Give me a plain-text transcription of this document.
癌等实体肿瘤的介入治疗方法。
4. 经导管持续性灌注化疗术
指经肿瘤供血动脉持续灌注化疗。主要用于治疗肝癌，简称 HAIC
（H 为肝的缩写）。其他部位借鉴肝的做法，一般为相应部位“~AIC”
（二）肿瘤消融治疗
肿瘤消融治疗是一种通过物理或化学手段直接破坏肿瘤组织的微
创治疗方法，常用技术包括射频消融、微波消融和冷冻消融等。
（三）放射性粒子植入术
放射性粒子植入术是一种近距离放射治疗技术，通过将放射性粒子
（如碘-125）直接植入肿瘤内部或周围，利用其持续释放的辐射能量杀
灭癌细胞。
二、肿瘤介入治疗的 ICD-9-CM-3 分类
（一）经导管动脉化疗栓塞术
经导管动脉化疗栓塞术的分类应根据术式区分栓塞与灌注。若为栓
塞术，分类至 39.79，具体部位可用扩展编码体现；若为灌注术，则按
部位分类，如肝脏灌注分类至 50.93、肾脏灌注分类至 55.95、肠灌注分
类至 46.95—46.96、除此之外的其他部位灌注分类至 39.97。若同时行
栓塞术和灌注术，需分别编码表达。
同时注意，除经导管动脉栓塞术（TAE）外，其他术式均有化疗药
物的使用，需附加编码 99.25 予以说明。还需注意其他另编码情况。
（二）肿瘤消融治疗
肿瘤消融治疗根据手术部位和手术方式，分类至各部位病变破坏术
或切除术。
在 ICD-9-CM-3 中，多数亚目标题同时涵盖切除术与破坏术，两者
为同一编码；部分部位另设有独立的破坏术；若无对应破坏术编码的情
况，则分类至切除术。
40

==

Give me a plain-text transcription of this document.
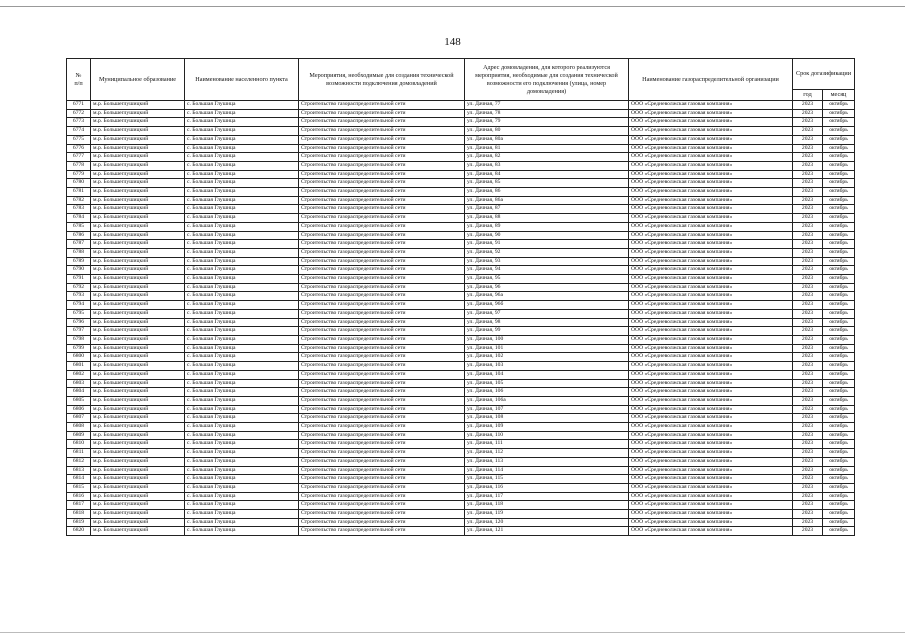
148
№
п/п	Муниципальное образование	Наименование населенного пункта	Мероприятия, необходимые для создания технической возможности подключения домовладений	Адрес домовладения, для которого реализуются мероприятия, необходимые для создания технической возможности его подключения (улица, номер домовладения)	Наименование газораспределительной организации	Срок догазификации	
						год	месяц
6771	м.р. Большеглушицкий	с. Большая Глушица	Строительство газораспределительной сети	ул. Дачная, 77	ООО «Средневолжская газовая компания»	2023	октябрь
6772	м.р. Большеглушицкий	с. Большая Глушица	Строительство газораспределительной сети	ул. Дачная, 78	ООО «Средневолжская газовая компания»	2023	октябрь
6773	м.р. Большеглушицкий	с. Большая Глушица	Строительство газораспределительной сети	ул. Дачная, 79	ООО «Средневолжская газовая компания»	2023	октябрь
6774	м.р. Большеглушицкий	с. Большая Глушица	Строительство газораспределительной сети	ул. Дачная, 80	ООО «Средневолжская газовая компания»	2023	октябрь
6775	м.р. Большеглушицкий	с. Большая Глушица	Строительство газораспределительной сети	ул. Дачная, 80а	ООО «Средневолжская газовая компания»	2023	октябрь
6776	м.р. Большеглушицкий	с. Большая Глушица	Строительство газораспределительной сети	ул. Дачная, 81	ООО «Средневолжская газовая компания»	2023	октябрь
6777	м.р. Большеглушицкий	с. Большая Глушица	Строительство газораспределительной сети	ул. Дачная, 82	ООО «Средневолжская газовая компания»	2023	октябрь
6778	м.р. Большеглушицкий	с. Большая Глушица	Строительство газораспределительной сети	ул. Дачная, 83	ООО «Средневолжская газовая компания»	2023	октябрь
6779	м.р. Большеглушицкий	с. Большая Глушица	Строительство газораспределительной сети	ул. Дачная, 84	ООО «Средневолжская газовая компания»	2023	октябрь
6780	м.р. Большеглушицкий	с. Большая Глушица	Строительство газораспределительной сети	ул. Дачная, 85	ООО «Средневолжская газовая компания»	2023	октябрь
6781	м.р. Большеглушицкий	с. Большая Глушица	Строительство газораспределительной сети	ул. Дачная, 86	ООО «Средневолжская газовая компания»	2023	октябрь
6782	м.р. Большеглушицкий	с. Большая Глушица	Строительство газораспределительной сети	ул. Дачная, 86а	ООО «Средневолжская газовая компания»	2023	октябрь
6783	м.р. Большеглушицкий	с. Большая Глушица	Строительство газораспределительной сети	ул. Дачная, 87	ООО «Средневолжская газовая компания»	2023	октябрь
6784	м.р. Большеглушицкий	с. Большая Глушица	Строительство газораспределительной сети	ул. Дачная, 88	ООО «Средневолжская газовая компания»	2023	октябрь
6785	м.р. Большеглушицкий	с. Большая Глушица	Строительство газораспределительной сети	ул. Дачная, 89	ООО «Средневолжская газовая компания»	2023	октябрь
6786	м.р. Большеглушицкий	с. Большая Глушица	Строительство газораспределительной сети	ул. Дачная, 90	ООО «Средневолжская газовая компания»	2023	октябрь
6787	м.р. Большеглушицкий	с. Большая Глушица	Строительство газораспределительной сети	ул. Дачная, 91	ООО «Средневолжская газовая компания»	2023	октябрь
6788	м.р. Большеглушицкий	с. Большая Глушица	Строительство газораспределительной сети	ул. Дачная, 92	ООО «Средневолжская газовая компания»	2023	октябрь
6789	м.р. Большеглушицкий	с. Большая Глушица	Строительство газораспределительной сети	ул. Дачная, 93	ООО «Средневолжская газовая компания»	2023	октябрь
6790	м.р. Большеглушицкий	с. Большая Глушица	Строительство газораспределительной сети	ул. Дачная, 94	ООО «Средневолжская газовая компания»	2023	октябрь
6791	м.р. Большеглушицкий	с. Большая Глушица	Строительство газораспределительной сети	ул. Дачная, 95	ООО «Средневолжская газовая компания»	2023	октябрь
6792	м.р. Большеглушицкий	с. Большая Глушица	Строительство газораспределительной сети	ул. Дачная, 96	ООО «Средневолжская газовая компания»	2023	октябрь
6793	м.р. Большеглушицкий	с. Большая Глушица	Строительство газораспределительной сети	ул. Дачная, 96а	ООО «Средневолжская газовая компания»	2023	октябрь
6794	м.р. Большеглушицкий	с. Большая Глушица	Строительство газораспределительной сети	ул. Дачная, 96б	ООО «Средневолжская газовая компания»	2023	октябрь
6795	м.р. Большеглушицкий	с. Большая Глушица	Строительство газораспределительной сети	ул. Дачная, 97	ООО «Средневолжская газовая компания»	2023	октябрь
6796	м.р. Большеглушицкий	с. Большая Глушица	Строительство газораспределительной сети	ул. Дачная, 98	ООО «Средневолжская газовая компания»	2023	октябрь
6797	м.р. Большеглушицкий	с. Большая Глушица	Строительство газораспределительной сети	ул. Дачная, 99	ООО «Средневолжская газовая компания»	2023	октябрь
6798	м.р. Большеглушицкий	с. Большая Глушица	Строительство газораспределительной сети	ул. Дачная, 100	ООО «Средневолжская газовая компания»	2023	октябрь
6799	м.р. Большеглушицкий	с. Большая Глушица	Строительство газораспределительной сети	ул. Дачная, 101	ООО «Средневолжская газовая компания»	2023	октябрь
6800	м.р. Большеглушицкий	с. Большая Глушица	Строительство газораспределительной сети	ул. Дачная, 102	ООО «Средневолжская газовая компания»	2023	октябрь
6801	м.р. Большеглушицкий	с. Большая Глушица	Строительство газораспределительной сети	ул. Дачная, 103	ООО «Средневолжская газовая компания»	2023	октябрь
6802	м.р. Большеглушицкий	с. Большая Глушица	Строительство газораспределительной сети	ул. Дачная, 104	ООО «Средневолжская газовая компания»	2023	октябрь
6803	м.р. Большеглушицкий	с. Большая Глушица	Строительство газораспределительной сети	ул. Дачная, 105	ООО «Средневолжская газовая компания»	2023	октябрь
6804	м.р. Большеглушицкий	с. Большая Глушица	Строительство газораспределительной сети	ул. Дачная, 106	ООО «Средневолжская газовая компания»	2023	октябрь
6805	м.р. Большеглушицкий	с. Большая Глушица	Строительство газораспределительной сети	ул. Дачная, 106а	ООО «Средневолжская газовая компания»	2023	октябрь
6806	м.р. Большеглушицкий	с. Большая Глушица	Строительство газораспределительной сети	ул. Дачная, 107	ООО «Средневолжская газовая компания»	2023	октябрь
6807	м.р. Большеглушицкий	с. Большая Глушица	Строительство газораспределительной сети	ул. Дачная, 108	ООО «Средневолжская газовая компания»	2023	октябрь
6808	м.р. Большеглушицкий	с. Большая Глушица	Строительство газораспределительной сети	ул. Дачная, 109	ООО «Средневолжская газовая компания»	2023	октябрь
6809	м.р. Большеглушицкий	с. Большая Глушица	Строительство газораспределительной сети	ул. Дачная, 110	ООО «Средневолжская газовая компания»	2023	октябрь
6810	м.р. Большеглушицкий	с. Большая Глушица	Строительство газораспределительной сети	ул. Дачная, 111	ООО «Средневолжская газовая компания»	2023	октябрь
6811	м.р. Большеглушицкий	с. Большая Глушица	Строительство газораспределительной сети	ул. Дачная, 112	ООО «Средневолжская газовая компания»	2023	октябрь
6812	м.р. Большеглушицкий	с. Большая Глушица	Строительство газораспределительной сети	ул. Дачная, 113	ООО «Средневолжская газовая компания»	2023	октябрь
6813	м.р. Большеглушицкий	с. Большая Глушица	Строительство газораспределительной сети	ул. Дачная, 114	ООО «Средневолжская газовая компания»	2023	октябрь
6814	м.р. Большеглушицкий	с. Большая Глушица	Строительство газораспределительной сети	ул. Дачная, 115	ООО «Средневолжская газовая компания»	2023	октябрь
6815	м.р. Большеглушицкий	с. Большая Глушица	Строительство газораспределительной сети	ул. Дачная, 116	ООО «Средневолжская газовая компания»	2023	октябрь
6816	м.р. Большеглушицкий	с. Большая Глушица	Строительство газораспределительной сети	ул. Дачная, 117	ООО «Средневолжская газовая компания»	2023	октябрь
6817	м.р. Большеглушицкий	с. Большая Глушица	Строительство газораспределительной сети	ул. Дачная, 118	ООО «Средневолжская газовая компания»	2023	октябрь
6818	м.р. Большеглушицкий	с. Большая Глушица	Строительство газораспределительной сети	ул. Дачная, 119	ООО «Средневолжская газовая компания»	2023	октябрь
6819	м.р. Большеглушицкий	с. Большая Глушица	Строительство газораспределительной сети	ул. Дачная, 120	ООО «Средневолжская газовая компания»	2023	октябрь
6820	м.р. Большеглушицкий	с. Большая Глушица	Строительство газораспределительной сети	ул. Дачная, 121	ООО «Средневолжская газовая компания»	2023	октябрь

==

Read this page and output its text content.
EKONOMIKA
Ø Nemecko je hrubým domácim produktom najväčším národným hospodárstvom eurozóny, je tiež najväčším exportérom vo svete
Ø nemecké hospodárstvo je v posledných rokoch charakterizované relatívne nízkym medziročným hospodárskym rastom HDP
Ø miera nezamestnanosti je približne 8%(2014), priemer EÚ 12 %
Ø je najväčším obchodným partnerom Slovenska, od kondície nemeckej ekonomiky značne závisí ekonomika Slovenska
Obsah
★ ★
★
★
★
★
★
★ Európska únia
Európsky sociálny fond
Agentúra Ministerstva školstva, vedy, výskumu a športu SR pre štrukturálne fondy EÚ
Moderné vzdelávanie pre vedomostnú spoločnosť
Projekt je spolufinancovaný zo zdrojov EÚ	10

TASK BRIEF ▸
Which lines contain "najväčším"? Copy each of them out.

COMPLETED TASK ▸
Ø Nemecko je hrubým domácim produktom najväčším národným hospodárstvom eurozóny, je tiež najväčším exportérom vo svete
Ø je najväčším obchodným partnerom Slovenska, od kondície nemeckej ekonomiky značne závisí ekonomika Slovenska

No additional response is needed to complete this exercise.